Raw data.
····················

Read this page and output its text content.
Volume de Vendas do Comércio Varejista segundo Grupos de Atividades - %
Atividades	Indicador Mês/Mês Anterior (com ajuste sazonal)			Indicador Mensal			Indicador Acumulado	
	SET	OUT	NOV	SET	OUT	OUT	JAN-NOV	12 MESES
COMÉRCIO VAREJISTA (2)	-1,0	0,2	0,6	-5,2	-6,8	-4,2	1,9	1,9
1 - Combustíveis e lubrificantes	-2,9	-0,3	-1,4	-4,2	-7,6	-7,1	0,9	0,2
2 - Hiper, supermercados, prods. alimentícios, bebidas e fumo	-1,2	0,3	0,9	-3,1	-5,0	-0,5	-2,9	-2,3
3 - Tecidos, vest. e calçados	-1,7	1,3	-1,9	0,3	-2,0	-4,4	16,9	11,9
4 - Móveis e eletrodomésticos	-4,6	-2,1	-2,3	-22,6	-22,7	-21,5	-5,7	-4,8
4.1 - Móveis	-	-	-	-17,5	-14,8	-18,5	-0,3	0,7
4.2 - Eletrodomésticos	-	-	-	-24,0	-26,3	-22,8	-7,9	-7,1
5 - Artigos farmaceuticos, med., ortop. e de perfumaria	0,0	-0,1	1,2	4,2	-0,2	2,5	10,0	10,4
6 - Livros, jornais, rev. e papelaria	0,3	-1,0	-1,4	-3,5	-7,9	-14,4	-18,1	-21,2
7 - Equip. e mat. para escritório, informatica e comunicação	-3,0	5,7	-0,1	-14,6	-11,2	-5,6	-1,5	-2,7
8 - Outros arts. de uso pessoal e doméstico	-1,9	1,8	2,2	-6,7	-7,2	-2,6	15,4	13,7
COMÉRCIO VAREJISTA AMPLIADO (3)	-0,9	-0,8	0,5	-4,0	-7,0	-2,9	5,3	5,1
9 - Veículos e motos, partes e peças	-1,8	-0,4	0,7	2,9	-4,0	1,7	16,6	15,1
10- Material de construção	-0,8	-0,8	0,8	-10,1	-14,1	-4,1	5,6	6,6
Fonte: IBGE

····················

To do.
Write out every entry again exactly, please, with nothing missing.

Response to the task.
Read this page and output its text content.
Volume de Vendas do Comércio Varejista segundo Grupos de Atividades - %
Atividades	Indicador Mês/Mês Anterior (com ajuste sazonal)			Indicador Mensal			Indicador Acumulado	
	SET	OUT	NOV	SET	OUT	OUT	JAN-NOV	12 MESES
COMÉRCIO VAREJISTA (2)	-1,0	0,2	0,6	-5,2	-6,8	-4,2	1,9	1,9
1 - Combustíveis e lubrificantes	-2,9	-0,3	-1,4	-4,2	-7,6	-7,1	0,9	0,2
2 - Hiper, supermercados, prods. alimentícios, bebidas e fumo	-1,2	0,3	0,9	-3,1	-5,0	-0,5	-2,9	-2,3
3 - Tecidos, vest. e calçados	-1,7	1,3	-1,9	0,3	-2,0	-4,4	16,9	11,9
4 - Móveis e eletrodomésticos	-4,6	-2,1	-2,3	-22,6	-22,7	-21,5	-5,7	-4,8
4.1 - Móveis	-	-	-	-17,5	-14,8	-18,5	-0,3	0,7
4.2 - Eletrodomésticos	-	-	-	-24,0	-26,3	-22,8	-7,9	-7,1
5 - Artigos farmaceuticos, med., ortop. e de perfumaria	0,0	-0,1	1,2	4,2	-0,2	2,5	10,0	10,4
6 - Livros, jornais, rev. e papelaria	0,3	-1,0	-1,4	-3,5	-7,9	-14,4	-18,1	-21,2
7 - Equip. e mat. para escritório, informatica e comunicação	-3,0	5,7	-0,1	-14,6	-11,2	-5,6	-1,5	-2,7
8 - Outros arts. de uso pessoal e doméstico	-1,9	1,8	2,2	-6,7	-7,2	-2,6	15,4	13,7
COMÉRCIO VAREJISTA AMPLIADO (3)	-0,9	-0,8	0,5	-4,0	-7,0	-2,9	5,3	5,1
9 - Veículos e motos, partes e peças	-1,8	-0,4	0,7	2,9	-4,0	1,7	16,6	15,1
10- Material de construção	-0,8	-0,8	0,8	-10,1	-14,1	-4,1	5,6	6,6
Fonte: IBGE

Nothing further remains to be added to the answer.